STATED EXERCISE — Print each line exactly as it is given.

RECORDS SUPPLIED —
* * * * * * * * *

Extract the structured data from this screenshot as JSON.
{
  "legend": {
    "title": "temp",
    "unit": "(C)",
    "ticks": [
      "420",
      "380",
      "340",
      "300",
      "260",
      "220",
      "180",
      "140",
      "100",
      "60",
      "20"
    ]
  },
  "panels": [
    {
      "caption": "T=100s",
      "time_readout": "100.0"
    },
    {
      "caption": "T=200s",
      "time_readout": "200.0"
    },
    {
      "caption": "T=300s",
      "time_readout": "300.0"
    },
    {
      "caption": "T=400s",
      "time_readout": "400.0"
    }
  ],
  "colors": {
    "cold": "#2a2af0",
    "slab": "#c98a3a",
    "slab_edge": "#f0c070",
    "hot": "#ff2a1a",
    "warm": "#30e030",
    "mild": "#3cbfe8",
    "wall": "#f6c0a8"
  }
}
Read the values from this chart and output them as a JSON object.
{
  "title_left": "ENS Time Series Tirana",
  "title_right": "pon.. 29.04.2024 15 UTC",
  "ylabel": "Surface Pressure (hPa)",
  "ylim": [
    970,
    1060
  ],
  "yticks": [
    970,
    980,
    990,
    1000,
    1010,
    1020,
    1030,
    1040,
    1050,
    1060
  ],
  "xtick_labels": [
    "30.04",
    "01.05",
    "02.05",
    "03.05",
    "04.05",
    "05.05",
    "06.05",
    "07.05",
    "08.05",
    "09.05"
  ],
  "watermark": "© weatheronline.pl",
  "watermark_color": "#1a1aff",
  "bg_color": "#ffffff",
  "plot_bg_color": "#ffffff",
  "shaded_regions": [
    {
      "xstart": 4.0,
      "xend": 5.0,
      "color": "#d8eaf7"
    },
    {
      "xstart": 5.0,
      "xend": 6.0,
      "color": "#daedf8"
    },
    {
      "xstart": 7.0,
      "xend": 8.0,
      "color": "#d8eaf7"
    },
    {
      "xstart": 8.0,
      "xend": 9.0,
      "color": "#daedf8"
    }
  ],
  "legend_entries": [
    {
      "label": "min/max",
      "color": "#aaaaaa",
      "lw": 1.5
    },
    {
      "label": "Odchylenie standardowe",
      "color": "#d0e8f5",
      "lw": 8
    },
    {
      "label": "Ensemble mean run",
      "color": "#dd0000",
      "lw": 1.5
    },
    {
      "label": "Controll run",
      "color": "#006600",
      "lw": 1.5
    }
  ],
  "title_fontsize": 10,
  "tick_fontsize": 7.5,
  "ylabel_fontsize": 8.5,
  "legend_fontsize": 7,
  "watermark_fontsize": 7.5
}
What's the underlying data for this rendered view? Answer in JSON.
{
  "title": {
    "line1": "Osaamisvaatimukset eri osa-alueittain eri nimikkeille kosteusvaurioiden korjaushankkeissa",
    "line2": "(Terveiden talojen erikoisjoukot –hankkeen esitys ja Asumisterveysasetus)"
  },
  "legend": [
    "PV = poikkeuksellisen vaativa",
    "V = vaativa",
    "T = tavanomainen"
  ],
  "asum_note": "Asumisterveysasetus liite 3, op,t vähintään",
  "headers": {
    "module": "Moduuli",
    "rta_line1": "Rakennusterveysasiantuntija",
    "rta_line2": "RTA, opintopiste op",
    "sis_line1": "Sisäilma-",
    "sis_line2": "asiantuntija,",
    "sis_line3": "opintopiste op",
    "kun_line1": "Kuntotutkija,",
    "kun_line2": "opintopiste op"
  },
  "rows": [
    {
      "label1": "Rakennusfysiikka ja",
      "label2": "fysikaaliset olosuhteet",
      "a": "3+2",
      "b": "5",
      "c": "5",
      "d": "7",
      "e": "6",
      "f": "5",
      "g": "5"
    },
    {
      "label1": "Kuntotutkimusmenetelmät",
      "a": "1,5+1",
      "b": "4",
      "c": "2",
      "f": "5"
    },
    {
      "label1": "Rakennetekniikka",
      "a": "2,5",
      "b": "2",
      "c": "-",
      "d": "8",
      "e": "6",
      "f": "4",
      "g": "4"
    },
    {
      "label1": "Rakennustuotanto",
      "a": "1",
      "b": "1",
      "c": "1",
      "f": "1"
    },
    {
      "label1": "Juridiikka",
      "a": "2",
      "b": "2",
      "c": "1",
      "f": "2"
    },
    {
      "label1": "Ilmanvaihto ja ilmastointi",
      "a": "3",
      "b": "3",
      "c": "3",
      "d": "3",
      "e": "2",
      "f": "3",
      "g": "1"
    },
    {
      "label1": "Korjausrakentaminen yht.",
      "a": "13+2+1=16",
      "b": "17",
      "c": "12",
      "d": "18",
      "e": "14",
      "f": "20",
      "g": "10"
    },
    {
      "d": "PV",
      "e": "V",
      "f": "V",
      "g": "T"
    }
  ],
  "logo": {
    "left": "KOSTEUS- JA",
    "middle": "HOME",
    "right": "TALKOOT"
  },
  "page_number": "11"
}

* * * * * * * * *

EXERCISE OUTPUT —
Extract the structured data from this screenshot as JSON.
{
  "legend": {
    "title": "temp",
    "unit": "(C)",
    "ticks": [
      "420",
      "380",
      "340",
      "300",
      "260",
      "220",
      "180",
      "140",
      "100",
      "60",
      "20"
    ]
  },
  "panels": [
    {
      "caption": "T=100s",
      "time_readout": "100.0"
    },
    {
      "caption": "T=200s",
      "time_readout": "200.0"
    },
    {
      "caption": "T=300s",
      "time_readout": "300.0"
    },
    {
      "caption": "T=400s",
      "time_readout": "400.0"
    }
  ],
  "colors": {
    "cold": "#2a2af0",
    "slab": "#c98a3a",
    "slab_edge": "#f0c070",
    "hot": "#ff2a1a",
    "warm": "#30e030",
    "mild": "#3cbfe8",
    "wall": "#f6c0a8"
  }
}
Read the values from this chart and output them as a JSON object.
{
  "title_left": "ENS Time Series Tirana",
  "title_right": "pon.. 29.04.2024 15 UTC",
  "ylabel": "Surface Pressure (hPa)",
  "ylim": [
    970,
    1060
  ],
  "yticks": [
    970,
    980,
    990,
    1000,
    1010,
    1020,
    1030,
    1040,
    1050,
    1060
  ],
  "xtick_labels": [
    "30.04",
    "01.05",
    "02.05",
    "03.05",
    "04.05",
    "05.05",
    "06.05",
    "07.05",
    "08.05",
    "09.05"
  ],
  "watermark": "© weatheronline.pl",
  "watermark_color": "#1a1aff",
  "bg_color": "#ffffff",
  "plot_bg_color": "#ffffff",
  "shaded_regions": [
    {
      "xstart": 4.0,
      "xend": 5.0,
      "color": "#d8eaf7"
    },
    {
      "xstart": 5.0,
      "xend": 6.0,
      "color": "#daedf8"
    },
    {
      "xstart": 7.0,
      "xend": 8.0,
      "color": "#d8eaf7"
    },
    {
      "xstart": 8.0,
      "xend": 9.0,
      "color": "#daedf8"
    }
  ],
  "legend_entries": [
    {
      "label": "min/max",
      "color": "#aaaaaa",
      "lw": 1.5
    },
    {
      "label": "Odchylenie standardowe",
      "color": "#d0e8f5",
      "lw": 8
    },
    {
      "label": "Ensemble mean run",
      "color": "#dd0000",
      "lw": 1.5
    },
    {
      "label": "Controll run",
      "color": "#006600",
      "lw": 1.5
    }
  ],
  "title_fontsize": 10,
  "tick_fontsize": 7.5,
  "ylabel_fontsize": 8.5,
  "legend_fontsize": 7,
  "watermark_fontsize": 7.5
}
What's the underlying data for this rendered view? Answer in JSON.
{
  "title": {
    "line1": "Osaamisvaatimukset eri osa-alueittain eri nimikkeille kosteusvaurioiden korjaushankkeissa",
    "line2": "(Terveiden talojen erikoisjoukot –hankkeen esitys ja Asumisterveysasetus)"
  },
  "legend": [
    "PV = poikkeuksellisen vaativa",
    "V = vaativa",
    "T = tavanomainen"
  ],
  "asum_note": "Asumisterveysasetus liite 3, op,t vähintään",
  "headers": {
    "module": "Moduuli",
    "rta_line1": "Rakennusterveysasiantuntija",
    "rta_line2": "RTA, opintopiste op",
    "sis_line1": "Sisäilma-",
    "sis_line2": "asiantuntija,",
    "sis_line3": "opintopiste op",
    "kun_line1": "Kuntotutkija,",
    "kun_line2": "opintopiste op"
  },
  "rows": [
    {
      "label1": "Rakennusfysiikka ja",
      "label2": "fysikaaliset olosuhteet",
      "a": "3+2",
      "b": "5",
      "c": "5",
      "d": "7",
      "e": "6",
      "f": "5",
      "g": "5"
    },
    {
      "label1": "Kuntotutkimusmenetelmät",
      "a": "1,5+1",
      "b": "4",
      "c": "2",
      "f": "5"
    },
    {
      "label1": "Rakennetekniikka",
      "a": "2,5",
      "b": "2",
      "c": "-",
      "d": "8",
      "e": "6",
      "f": "4",
      "g": "4"
    },
    {
      "label1": "Rakennustuotanto",
      "a": "1",
      "b": "1",
      "c": "1",
      "f": "1"
    },
    {
      "label1": "Juridiikka",
      "a": "2",
      "b": "2",
      "c": "1",
      "f": "2"
    },
    {
      "label1": "Ilmanvaihto ja ilmastointi",
      "a": "3",
      "b": "3",
      "c": "3",
      "d": "3",
      "e": "2",
      "f": "3",
      "g": "1"
    },
    {
      "label1": "Korjausrakentaminen yht.",
      "a": "13+2+1=16",
      "b": "17",
      "c": "12",
      "d": "18",
      "e": "14",
      "f": "20",
      "g": "10"
    },
    {
      "d": "PV",
      "e": "V",
      "f": "V",
      "g": "T"
    }
  ],
  "logo": {
    "left": "KOSTEUS- JA",
    "middle": "HOME",
    "right": "TALKOOT"
  },
  "page_number": "11"
}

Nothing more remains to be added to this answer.